→ Selected passage
Recently, Chella and Pipitone (2020) have proposed a cognitive architecture that uses inner speech to improve robot self-awareness (Chella et al., 2020). It is based on the standard model of mind (Laird et al., 2017) and integrates theoretical contributions on working memory (i.e., phonological loop; Baddeley and Hitch, 1994). The architecture is composed of two main layers: a motor-perception layer and a memory layer. The motor-perception layer enables the robot to perceive information and to take actions: the perception regards data from both itself (e.g., emotions, body, and beliefs and general inner state) and the outside world (the facts in the environment). Along the same line, the motors act on the external entities (e.g., to pick objects, to identify locations) or internal entities (e.g., to self-regulate, to appraise a situation).

The memory layer includes long-term memory, which stores both domain knowledge (declarative memory) and behavioral information (procedural memory), and the working memory system, which models the cognitive functions and processes. The working memory elaborates information from the motor-perception layer by integrating them with information retrieved from the long-term memory.

→ Set exercise a
Could you give the part of the cognitive architecture passage between "The memory layer" and "the long-term memory.", inclusive, swapping "long-term memory" for "permanent memory"?
The passage on the robot cognitive architecture has no connection to the listing.

→ Records for this task
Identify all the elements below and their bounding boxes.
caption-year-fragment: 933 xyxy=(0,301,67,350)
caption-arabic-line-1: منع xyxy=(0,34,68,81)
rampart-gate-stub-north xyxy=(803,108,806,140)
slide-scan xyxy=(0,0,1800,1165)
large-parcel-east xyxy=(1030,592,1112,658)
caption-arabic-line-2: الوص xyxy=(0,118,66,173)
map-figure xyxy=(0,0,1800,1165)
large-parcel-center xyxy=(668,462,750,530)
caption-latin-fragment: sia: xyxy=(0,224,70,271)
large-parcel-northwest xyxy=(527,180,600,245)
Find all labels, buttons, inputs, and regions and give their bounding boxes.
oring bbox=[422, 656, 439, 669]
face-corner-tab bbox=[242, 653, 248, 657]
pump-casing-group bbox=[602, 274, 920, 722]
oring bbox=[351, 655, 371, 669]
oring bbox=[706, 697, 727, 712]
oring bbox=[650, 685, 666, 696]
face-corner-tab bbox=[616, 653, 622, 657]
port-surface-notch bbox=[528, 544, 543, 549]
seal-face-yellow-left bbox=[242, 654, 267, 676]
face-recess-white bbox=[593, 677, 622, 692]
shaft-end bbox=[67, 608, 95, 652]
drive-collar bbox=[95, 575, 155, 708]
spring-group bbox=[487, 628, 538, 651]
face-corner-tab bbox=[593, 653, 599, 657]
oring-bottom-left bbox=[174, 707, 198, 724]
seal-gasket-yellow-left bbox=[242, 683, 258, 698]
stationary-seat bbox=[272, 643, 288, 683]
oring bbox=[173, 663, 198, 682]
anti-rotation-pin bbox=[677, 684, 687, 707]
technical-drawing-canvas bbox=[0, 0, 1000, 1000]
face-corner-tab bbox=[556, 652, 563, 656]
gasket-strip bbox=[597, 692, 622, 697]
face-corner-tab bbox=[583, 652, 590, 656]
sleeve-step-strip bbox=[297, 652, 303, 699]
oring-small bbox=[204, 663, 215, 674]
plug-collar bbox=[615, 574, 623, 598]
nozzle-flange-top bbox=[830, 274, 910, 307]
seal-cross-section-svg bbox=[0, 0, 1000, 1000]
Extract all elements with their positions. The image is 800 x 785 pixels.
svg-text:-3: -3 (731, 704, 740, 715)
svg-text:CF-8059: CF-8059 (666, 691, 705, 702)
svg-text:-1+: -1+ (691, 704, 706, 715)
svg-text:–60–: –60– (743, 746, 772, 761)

→ Set exercise b
Can you repeat the listing exactly, from its first line through the line holding "svg-text:CF-8059: CF-8059 (666, 691, 705, 702)", inclusive?

→ Solution a
The memory layer includes permanent memory, which stores both domain knowledge (declarative memory) and behavioral information (procedural memory), and the working memory system, which models the cognitive functions and processes. The working memory elaborates information from the motor-perception layer by integrating them with information retrieved from the permanent memory.

→ Solution b
Identify all the elements below and their bounding boxes.
caption-year-fragment: 933 xyxy=(0,301,67,350)
caption-arabic-line-1: منع xyxy=(0,34,68,81)
rampart-gate-stub-north xyxy=(803,108,806,140)
slide-scan xyxy=(0,0,1800,1165)
large-parcel-east xyxy=(1030,592,1112,658)
caption-arabic-line-2: الوص xyxy=(0,118,66,173)
map-figure xyxy=(0,0,1800,1165)
large-parcel-center xyxy=(668,462,750,530)
caption-latin-fragment: sia: xyxy=(0,224,70,271)
large-parcel-northwest xyxy=(527,180,600,245)
Find all labels, buttons, inputs, and regions and give their bounding boxes.
oring bbox=[422, 656, 439, 669]
face-corner-tab bbox=[242, 653, 248, 657]
pump-casing-group bbox=[602, 274, 920, 722]
oring bbox=[351, 655, 371, 669]
oring bbox=[706, 697, 727, 712]
oring bbox=[650, 685, 666, 696]
face-corner-tab bbox=[616, 653, 622, 657]
port-surface-notch bbox=[528, 544, 543, 549]
seal-face-yellow-left bbox=[242, 654, 267, 676]
face-recess-white bbox=[593, 677, 622, 692]
shaft-end bbox=[67, 608, 95, 652]
drive-collar bbox=[95, 575, 155, 708]
spring-group bbox=[487, 628, 538, 651]
face-corner-tab bbox=[593, 653, 599, 657]
oring-bottom-left bbox=[174, 707, 198, 724]
seal-gasket-yellow-left bbox=[242, 683, 258, 698]
stationary-seat bbox=[272, 643, 288, 683]
oring bbox=[173, 663, 198, 682]
anti-rotation-pin bbox=[677, 684, 687, 707]
technical-drawing-canvas bbox=[0, 0, 1000, 1000]
face-corner-tab bbox=[556, 652, 563, 656]
gasket-strip bbox=[597, 692, 622, 697]
face-corner-tab bbox=[583, 652, 590, 656]
sleeve-step-strip bbox=[297, 652, 303, 699]
oring-small bbox=[204, 663, 215, 674]
plug-collar bbox=[615, 574, 623, 598]
nozzle-flange-top bbox=[830, 274, 910, 307]
seal-cross-section-svg bbox=[0, 0, 1000, 1000]
Extract all elements with their positions. The image is 800 x 785 pixels.
svg-text:-3: -3 (731, 704, 740, 715)
svg-text:CF-8059: CF-8059 (666, 691, 705, 702)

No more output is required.